%%

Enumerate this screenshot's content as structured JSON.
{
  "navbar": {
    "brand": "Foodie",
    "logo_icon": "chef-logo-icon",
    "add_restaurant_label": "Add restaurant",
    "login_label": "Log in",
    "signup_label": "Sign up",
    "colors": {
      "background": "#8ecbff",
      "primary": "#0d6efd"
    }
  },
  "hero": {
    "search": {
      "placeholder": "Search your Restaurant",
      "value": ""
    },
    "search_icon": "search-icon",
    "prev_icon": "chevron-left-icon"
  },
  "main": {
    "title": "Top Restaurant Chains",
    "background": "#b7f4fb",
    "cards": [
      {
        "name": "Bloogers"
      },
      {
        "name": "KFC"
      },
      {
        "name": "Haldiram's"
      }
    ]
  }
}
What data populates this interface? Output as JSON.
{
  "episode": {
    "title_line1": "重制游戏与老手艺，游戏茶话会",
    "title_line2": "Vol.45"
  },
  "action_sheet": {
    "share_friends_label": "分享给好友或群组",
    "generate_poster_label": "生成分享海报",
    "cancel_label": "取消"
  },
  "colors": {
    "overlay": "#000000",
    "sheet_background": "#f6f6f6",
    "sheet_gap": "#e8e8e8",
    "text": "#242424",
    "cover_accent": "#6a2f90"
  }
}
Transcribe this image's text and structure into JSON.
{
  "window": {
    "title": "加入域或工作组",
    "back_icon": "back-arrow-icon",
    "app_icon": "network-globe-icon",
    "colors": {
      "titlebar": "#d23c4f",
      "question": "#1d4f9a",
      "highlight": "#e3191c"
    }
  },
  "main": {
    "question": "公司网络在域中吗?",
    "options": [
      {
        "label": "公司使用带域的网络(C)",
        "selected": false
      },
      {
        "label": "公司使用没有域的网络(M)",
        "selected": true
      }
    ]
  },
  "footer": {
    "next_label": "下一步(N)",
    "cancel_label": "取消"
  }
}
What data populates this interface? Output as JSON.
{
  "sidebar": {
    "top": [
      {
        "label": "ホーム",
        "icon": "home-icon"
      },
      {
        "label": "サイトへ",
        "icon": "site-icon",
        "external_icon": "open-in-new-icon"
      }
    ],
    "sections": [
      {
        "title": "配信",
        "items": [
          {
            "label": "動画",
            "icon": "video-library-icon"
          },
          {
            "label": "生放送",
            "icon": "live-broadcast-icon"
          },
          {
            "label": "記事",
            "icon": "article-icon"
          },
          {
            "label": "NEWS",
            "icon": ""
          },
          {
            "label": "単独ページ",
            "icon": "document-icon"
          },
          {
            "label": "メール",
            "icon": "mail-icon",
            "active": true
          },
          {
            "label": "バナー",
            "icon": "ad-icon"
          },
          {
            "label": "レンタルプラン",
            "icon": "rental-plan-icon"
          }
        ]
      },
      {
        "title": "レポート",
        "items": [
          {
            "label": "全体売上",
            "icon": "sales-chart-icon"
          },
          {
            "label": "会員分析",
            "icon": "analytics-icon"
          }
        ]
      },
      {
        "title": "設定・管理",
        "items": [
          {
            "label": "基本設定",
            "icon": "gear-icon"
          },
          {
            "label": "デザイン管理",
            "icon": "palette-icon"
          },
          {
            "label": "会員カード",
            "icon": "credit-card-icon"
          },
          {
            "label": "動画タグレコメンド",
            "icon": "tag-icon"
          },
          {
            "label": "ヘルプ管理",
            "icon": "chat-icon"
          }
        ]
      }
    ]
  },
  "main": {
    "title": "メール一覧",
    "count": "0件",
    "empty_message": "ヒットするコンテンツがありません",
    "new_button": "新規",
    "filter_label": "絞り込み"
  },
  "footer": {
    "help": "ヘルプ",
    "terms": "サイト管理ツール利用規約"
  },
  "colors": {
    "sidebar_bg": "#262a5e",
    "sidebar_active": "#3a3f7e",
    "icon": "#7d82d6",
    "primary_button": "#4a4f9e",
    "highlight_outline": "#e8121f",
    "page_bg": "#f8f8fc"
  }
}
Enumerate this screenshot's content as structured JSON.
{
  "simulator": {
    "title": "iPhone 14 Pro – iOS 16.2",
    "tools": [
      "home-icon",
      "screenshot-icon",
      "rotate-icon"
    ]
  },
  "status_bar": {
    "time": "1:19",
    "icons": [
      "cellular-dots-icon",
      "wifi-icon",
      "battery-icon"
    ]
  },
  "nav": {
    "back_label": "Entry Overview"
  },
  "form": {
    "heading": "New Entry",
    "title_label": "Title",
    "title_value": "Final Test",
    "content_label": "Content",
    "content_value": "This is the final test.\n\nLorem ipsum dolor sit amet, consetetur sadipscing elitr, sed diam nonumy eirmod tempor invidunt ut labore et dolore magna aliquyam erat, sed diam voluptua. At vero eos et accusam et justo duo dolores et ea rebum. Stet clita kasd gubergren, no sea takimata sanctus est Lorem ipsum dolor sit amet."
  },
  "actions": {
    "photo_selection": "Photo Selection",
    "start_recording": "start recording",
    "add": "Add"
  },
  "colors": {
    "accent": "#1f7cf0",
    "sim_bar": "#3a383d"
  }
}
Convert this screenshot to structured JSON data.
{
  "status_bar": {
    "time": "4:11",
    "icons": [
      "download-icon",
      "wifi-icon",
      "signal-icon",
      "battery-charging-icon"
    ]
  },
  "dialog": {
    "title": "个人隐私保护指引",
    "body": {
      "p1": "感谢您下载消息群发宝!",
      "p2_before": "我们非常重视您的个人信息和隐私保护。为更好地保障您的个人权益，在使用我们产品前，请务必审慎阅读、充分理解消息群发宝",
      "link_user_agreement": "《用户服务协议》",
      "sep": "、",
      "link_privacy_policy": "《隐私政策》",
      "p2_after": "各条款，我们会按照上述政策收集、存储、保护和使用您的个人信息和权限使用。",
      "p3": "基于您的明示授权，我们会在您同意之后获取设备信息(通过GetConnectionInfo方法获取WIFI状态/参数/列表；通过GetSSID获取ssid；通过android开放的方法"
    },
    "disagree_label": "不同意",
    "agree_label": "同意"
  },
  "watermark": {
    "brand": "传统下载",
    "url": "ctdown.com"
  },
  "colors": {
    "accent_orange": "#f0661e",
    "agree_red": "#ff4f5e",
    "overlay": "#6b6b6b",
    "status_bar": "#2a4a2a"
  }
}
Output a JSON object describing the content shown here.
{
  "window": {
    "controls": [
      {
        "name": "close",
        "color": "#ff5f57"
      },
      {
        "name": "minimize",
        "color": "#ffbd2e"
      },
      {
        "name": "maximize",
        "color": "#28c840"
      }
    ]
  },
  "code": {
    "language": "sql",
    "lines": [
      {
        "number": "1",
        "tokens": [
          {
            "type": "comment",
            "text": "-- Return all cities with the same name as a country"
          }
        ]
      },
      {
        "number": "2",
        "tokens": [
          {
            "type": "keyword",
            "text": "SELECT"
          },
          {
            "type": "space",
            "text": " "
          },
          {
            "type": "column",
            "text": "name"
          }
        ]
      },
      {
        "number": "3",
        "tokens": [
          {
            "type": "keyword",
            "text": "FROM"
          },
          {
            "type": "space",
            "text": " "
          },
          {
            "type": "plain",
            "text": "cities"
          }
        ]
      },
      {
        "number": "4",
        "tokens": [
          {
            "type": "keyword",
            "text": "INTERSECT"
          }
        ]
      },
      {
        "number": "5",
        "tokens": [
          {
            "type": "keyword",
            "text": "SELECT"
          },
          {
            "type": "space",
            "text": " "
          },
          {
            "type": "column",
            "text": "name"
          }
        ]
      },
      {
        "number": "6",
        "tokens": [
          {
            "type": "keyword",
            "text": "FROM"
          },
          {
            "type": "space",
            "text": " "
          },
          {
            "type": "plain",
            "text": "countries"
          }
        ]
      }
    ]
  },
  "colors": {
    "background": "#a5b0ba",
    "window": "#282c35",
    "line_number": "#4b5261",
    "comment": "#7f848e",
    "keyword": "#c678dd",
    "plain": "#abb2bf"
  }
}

%%

■ The problem
Only a number is wanted: how many lines of the data above contain "name"?

■ Task result
9